■ RECORDS SHOWN
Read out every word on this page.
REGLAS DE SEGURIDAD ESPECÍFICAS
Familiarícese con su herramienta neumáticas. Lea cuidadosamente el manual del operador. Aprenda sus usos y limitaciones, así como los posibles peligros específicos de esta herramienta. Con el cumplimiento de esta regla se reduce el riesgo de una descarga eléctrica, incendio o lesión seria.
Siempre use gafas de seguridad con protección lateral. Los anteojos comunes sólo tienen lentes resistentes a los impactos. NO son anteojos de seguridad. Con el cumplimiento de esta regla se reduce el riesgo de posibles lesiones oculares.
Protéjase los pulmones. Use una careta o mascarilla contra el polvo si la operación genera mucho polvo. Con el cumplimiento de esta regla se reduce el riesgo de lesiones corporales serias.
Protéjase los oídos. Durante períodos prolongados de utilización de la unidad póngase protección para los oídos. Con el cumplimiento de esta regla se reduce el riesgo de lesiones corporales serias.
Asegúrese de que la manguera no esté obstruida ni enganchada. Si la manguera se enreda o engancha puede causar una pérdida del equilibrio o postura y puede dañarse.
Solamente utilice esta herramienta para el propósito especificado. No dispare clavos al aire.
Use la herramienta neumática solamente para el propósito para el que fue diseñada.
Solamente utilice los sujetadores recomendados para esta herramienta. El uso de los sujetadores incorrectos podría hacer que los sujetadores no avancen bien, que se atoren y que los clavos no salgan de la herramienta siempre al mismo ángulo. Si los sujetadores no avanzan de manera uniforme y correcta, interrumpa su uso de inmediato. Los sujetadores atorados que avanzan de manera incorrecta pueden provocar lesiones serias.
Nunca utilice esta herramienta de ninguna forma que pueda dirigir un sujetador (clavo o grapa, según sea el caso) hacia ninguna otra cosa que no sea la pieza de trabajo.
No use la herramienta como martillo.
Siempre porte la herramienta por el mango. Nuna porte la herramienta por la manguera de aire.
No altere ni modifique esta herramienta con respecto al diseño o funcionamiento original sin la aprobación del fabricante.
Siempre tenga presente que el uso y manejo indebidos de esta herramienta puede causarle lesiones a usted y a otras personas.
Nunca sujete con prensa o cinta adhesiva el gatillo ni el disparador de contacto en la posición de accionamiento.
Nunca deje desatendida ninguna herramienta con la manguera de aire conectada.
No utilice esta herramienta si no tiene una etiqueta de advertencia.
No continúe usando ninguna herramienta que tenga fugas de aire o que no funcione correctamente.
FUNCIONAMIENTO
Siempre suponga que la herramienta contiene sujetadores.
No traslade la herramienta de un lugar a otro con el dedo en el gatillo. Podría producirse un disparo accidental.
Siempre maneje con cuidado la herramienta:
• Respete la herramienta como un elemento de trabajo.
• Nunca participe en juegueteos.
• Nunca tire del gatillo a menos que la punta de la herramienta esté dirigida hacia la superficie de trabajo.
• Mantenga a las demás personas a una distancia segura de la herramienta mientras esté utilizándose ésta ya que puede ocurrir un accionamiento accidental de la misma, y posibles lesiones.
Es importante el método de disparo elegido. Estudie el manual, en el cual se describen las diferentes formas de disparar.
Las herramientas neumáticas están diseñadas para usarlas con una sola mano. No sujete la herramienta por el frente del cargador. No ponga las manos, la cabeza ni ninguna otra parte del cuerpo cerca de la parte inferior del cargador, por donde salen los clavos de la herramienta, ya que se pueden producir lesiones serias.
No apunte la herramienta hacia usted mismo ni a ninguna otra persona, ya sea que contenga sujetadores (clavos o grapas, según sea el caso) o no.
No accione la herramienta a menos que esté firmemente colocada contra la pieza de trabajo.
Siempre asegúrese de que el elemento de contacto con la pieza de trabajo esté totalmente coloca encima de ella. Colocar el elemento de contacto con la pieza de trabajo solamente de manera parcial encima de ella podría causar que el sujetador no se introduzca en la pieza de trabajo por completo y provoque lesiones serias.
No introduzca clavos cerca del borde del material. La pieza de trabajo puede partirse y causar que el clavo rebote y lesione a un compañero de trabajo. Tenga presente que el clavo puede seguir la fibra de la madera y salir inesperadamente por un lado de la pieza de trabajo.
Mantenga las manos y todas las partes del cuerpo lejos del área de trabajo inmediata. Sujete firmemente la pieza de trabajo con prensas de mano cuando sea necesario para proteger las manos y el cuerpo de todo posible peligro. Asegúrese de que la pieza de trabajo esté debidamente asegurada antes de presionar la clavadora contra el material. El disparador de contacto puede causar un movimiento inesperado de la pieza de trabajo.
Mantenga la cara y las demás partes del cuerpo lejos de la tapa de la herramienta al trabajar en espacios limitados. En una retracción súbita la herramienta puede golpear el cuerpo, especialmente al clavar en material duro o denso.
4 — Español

■ YOUR OBJECTIVE
The records above are to be repeated exactly, in their entirety.

■ SOLUTION
Read out every word on this page.
REGLAS DE SEGURIDAD ESPECÍFICAS
Familiarícese con su herramienta neumáticas. Lea cuidadosamente el manual del operador. Aprenda sus usos y limitaciones, así como los posibles peligros específicos de esta herramienta. Con el cumplimiento de esta regla se reduce el riesgo de una descarga eléctrica, incendio o lesión seria.
Siempre use gafas de seguridad con protección lateral. Los anteojos comunes sólo tienen lentes resistentes a los impactos. NO son anteojos de seguridad. Con el cumplimiento de esta regla se reduce el riesgo de posibles lesiones oculares.
Protéjase los pulmones. Use una careta o mascarilla contra el polvo si la operación genera mucho polvo. Con el cumplimiento de esta regla se reduce el riesgo de lesiones corporales serias.
Protéjase los oídos. Durante períodos prolongados de utilización de la unidad póngase protección para los oídos. Con el cumplimiento de esta regla se reduce el riesgo de lesiones corporales serias.
Asegúrese de que la manguera no esté obstruida ni enganchada. Si la manguera se enreda o engancha puede causar una pérdida del equilibrio o postura y puede dañarse.
Solamente utilice esta herramienta para el propósito especificado. No dispare clavos al aire.
Use la herramienta neumática solamente para el propósito para el que fue diseñada.
Solamente utilice los sujetadores recomendados para esta herramienta. El uso de los sujetadores incorrectos podría hacer que los sujetadores no avancen bien, que se atoren y que los clavos no salgan de la herramienta siempre al mismo ángulo. Si los sujetadores no avanzan de manera uniforme y correcta, interrumpa su uso de inmediato. Los sujetadores atorados que avanzan de manera incorrecta pueden provocar lesiones serias.
Nunca utilice esta herramienta de ninguna forma que pueda dirigir un sujetador (clavo o grapa, según sea el caso) hacia ninguna otra cosa que no sea la pieza de trabajo.
No use la herramienta como martillo.
Siempre porte la herramienta por el mango. Nuna porte la herramienta por la manguera de aire.
No altere ni modifique esta herramienta con respecto al diseño o funcionamiento original sin la aprobación del fabricante.
Siempre tenga presente que el uso y manejo indebidos de esta herramienta puede causarle lesiones a usted y a otras personas.
Nunca sujete con prensa o cinta adhesiva el gatillo ni el disparador de contacto en la posición de accionamiento.
Nunca deje desatendida ninguna herramienta con la manguera de aire conectada.
No utilice esta herramienta si no tiene una etiqueta de advertencia.
No continúe usando ninguna herramienta que tenga fugas de aire o que no funcione correctamente.
FUNCIONAMIENTO
Siempre suponga que la herramienta contiene sujetadores.
No traslade la herramienta de un lugar a otro con el dedo en el gatillo. Podría producirse un disparo accidental.
Siempre maneje con cuidado la herramienta:
• Respete la herramienta como un elemento de trabajo.
• Nunca participe en juegueteos.
• Nunca tire del gatillo a menos que la punta de la herramienta esté dirigida hacia la superficie de trabajo.
• Mantenga a las demás personas a una distancia segura de la herramienta mientras esté utilizándose ésta ya que puede ocurrir un accionamiento accidental de la misma, y posibles lesiones.
Es importante el método de disparo elegido. Estudie el manual, en el cual se describen las diferentes formas de disparar.
Las herramientas neumáticas están diseñadas para usarlas con una sola mano. No sujete la herramienta por el frente del cargador. No ponga las manos, la cabeza ni ninguna otra parte del cuerpo cerca de la parte inferior del cargador, por donde salen los clavos de la herramienta, ya que se pueden producir lesiones serias.
No apunte la herramienta hacia usted mismo ni a ninguna otra persona, ya sea que contenga sujetadores (clavos o grapas, según sea el caso) o no.
No accione la herramienta a menos que esté firmemente colocada contra la pieza de trabajo.
Siempre asegúrese de que el elemento de contacto con la pieza de trabajo esté totalmente coloca encima de ella. Colocar el elemento de contacto con la pieza de trabajo solamente de manera parcial encima de ella podría causar que el sujetador no se introduzca en la pieza de trabajo por completo y provoque lesiones serias.
No introduzca clavos cerca del borde del material. La pieza de trabajo puede partirse y causar que el clavo rebote y lesione a un compañero de trabajo. Tenga presente que el clavo puede seguir la fibra de la madera y salir inesperadamente por un lado de la pieza de trabajo.
Mantenga las manos y todas las partes del cuerpo lejos del área de trabajo inmediata. Sujete firmemente la pieza de trabajo con prensas de mano cuando sea necesario para proteger las manos y el cuerpo de todo posible peligro. Asegúrese de que la pieza de trabajo esté debidamente asegurada antes de presionar la clavadora contra el material. El disparador de contacto puede causar un movimiento inesperado de la pieza de trabajo.
Mantenga la cara y las demás partes del cuerpo lejos de la tapa de la herramienta al trabajar en espacios limitados. En una retracción súbita la herramienta puede golpear el cuerpo, especialmente al clavar en material duro o denso.
4 — Español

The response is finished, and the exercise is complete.